--- Listing ---

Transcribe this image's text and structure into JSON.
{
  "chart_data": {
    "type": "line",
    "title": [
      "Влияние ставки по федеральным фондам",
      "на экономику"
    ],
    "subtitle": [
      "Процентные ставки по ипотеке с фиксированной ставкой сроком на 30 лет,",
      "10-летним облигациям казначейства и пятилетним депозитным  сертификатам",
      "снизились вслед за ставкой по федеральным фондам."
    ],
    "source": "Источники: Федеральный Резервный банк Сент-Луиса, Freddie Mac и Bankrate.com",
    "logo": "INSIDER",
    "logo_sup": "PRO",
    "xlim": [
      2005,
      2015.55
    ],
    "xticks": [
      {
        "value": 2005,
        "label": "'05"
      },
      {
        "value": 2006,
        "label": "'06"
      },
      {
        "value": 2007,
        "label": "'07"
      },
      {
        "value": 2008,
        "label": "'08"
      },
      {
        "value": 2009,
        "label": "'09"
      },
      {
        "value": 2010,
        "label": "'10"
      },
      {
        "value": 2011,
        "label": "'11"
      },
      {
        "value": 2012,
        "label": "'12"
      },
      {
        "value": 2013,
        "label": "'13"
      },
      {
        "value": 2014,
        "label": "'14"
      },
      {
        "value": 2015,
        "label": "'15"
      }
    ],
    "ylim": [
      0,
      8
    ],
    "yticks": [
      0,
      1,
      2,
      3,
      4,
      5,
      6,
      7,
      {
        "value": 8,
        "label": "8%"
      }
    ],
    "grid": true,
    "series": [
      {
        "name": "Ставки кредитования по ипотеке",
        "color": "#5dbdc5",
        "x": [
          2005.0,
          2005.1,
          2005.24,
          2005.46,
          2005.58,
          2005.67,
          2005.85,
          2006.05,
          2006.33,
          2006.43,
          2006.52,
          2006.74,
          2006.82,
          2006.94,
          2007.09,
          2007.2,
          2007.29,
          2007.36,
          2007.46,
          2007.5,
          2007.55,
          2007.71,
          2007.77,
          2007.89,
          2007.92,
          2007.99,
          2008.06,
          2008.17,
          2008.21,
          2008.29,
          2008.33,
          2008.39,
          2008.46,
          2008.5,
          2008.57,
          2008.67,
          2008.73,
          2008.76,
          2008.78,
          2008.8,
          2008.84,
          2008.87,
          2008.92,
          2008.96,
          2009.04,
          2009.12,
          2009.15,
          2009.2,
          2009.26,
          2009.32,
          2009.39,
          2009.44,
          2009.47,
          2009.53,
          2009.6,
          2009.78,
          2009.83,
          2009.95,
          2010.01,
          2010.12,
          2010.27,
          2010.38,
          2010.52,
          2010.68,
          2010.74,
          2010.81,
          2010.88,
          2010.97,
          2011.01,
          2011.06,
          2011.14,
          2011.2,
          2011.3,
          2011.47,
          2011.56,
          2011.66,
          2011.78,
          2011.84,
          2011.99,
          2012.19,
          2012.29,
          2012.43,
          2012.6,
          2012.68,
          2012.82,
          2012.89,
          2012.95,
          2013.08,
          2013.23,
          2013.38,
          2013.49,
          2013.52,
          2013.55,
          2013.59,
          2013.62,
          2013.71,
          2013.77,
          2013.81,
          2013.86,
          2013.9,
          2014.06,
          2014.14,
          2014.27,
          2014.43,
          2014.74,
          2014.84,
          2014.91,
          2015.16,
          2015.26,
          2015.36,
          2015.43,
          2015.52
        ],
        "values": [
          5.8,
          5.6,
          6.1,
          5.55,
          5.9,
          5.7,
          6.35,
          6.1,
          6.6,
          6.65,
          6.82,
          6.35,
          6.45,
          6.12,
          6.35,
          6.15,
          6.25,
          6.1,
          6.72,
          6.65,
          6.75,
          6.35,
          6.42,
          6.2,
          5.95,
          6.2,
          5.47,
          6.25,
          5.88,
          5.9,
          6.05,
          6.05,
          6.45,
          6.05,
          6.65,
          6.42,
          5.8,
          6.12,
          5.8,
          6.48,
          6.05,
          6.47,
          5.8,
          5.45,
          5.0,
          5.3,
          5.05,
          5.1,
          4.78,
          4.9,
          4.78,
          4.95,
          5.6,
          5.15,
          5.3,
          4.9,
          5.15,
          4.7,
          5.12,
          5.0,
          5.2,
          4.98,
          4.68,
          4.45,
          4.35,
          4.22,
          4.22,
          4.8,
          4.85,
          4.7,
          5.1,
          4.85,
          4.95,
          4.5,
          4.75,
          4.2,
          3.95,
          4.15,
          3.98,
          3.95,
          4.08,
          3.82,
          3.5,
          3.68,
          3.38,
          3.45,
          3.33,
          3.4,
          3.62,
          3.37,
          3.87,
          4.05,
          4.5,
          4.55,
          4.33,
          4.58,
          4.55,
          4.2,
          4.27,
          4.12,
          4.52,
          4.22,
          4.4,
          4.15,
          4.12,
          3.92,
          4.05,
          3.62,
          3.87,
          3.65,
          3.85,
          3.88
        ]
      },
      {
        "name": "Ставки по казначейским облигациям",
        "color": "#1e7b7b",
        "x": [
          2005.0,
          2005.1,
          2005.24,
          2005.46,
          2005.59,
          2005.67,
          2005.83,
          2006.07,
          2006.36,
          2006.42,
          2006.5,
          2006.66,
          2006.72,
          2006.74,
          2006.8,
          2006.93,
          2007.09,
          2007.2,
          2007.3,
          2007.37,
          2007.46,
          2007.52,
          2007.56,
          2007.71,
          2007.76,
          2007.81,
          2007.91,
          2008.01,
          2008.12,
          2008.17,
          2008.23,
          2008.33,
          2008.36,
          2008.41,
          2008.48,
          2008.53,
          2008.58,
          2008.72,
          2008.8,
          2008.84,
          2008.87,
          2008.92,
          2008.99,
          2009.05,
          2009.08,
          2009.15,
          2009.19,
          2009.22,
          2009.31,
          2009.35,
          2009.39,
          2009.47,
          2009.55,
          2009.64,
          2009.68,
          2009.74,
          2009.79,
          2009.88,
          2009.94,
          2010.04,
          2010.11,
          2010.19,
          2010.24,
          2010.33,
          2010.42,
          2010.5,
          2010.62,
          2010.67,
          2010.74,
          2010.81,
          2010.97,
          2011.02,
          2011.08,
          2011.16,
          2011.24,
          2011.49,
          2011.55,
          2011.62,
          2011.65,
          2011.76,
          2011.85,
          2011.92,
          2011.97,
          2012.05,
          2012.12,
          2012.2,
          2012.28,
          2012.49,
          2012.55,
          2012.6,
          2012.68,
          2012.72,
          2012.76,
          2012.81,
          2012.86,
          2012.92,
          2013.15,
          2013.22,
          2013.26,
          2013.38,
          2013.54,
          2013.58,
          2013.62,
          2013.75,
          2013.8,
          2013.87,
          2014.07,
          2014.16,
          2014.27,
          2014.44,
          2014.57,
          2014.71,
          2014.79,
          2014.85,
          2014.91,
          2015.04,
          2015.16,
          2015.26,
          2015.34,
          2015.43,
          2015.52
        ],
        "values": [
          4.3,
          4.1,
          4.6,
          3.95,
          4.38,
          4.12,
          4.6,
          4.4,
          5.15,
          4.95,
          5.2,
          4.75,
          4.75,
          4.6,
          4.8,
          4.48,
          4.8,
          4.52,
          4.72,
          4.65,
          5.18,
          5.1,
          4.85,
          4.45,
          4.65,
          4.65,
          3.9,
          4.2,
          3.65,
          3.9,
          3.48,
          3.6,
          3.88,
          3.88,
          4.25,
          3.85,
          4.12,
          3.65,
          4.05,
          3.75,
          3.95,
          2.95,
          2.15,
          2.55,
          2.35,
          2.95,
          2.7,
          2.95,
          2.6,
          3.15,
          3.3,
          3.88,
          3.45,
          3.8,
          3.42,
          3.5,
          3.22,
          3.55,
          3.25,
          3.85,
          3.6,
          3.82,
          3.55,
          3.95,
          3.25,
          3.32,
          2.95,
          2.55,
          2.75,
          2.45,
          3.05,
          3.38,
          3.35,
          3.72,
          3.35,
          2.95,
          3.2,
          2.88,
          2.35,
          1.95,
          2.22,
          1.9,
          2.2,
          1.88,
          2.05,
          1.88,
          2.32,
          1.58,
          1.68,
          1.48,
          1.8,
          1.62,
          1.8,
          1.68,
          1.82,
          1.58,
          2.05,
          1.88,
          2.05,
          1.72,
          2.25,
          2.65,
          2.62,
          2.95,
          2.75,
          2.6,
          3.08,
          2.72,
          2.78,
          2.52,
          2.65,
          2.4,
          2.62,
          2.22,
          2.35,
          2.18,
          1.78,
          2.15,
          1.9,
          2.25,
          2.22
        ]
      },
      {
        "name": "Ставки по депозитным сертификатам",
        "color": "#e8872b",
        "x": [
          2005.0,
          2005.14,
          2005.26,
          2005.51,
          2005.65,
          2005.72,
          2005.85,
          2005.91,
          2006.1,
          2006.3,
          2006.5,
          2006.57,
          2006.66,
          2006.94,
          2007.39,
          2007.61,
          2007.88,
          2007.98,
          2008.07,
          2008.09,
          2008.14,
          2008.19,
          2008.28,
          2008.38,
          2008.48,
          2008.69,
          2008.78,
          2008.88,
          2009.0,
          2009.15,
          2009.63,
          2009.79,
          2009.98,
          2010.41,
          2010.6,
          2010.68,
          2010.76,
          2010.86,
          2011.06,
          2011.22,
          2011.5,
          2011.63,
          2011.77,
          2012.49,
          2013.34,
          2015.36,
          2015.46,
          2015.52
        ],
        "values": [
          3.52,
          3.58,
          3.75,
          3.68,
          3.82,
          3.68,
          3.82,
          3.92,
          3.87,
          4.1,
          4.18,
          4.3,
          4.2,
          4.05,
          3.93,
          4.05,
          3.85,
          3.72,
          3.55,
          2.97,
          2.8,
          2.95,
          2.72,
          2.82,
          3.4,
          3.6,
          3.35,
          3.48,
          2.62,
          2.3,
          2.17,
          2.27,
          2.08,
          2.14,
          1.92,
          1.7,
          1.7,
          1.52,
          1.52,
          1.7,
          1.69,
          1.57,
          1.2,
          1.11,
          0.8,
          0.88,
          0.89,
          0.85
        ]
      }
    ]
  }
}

---

◆ To be done: Pull out all lines from the listing that contain the string "сертификатам".

◆ Output of the exercise:
      "10-летним облигациям казначейства и пятилетним депозитным  сертификатам",
        "name": "Ставки по депозитным сертификатам",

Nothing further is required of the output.